Goal:
Output every record below exactly as it appears.

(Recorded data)
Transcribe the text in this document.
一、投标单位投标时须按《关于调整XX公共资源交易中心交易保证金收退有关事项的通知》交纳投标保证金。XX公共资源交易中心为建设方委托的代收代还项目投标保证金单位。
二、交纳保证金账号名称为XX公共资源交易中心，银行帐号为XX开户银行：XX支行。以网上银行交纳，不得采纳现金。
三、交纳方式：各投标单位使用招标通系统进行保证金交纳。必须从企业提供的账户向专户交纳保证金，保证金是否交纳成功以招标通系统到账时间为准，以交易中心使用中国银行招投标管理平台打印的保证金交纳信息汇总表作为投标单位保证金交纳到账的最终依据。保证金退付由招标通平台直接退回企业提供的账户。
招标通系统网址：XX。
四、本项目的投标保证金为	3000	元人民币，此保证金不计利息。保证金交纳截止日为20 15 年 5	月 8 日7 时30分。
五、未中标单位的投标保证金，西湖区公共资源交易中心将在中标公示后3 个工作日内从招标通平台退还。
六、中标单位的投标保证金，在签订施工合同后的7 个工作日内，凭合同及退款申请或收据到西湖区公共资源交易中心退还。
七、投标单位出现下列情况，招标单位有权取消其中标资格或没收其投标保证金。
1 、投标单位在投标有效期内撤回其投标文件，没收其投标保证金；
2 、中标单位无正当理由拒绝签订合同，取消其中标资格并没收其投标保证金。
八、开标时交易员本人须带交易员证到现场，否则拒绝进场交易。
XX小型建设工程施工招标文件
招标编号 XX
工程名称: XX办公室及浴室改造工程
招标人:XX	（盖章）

Exercise solution:
Transcribe the text in this document.
一、投标单位投标时须按《关于调整XX公共资源交易中心交易保证金收退有关事项的通知》交纳投标保证金。XX公共资源交易中心为建设方委托的代收代还项目投标保证金单位。
二、交纳保证金账号名称为XX公共资源交易中心，银行帐号为XX开户银行：XX支行。以网上银行交纳，不得采纳现金。
三、交纳方式：各投标单位使用招标通系统进行保证金交纳。必须从企业提供的账户向专户交纳保证金，保证金是否交纳成功以招标通系统到账时间为准，以交易中心使用中国银行招投标管理平台打印的保证金交纳信息汇总表作为投标单位保证金交纳到账的最终依据。保证金退付由招标通平台直接退回企业提供的账户。
招标通系统网址：XX。
四、本项目的投标保证金为	3000	元人民币，此保证金不计利息。保证金交纳截止日为20 15 年 5	月 8 日7 时30分。
五、未中标单位的投标保证金，西湖区公共资源交易中心将在中标公示后3 个工作日内从招标通平台退还。
六、中标单位的投标保证金，在签订施工合同后的7 个工作日内，凭合同及退款申请或收据到西湖区公共资源交易中心退还。
七、投标单位出现下列情况，招标单位有权取消其中标资格或没收其投标保证金。
1 、投标单位在投标有效期内撤回其投标文件，没收其投标保证金；
2 、中标单位无正当理由拒绝签订合同，取消其中标资格并没收其投标保证金。
八、开标时交易员本人须带交易员证到现场，否则拒绝进场交易。
XX小型建设工程施工招标文件
招标编号 XX
工程名称: XX办公室及浴室改造工程
招标人:XX	（盖章）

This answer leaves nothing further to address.